__Required task__. Go through the entries below and collect each line with the string "from" in it.
Begin Excerpted records
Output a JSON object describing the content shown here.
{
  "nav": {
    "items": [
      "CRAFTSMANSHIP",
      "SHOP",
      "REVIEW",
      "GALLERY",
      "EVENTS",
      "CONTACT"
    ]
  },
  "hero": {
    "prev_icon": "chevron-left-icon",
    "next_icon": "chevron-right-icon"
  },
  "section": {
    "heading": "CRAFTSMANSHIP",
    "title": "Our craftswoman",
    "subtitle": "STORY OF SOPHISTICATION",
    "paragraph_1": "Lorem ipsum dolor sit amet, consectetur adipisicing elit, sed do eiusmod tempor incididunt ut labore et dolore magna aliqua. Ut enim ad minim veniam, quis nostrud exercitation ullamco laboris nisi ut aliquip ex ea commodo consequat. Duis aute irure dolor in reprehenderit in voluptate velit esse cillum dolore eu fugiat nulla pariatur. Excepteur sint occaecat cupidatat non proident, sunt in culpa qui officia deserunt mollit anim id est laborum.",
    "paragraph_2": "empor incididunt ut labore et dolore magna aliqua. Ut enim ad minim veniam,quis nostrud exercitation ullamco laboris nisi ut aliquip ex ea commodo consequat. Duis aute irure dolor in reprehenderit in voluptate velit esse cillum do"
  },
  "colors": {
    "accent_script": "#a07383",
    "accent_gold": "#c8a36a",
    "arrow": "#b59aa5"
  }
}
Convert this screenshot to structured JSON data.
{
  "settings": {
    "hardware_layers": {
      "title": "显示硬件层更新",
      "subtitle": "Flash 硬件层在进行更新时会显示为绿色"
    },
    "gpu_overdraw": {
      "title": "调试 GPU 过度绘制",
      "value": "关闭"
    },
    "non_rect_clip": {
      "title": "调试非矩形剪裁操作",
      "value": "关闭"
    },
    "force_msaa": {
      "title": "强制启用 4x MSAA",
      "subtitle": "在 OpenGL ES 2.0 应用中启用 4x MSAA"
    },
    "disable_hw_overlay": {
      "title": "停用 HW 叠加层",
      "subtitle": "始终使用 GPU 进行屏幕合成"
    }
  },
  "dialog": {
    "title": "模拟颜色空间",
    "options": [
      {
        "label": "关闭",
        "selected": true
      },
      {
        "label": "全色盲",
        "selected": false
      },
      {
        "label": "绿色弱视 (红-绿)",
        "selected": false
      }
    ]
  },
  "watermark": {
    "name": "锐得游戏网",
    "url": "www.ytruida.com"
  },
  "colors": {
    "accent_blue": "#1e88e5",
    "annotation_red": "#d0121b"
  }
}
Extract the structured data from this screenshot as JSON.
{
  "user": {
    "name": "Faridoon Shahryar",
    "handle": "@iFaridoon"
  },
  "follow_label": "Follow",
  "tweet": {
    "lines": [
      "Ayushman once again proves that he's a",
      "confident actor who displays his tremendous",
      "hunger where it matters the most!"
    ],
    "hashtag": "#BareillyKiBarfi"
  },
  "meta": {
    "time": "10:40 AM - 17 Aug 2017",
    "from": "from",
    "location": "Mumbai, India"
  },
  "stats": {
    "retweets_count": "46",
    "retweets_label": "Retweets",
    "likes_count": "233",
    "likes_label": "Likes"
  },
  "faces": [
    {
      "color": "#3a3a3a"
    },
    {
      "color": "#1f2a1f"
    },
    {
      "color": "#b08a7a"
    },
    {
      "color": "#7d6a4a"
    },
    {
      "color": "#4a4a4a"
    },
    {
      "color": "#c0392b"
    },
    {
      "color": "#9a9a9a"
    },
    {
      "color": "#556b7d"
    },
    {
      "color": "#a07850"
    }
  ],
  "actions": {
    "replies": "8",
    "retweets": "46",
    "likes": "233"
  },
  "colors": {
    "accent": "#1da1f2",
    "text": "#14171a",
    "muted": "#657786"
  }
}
End Excerpted records
__Result for this task__.
Extract the structured data from this screenshot as JSON.
    "from": "from",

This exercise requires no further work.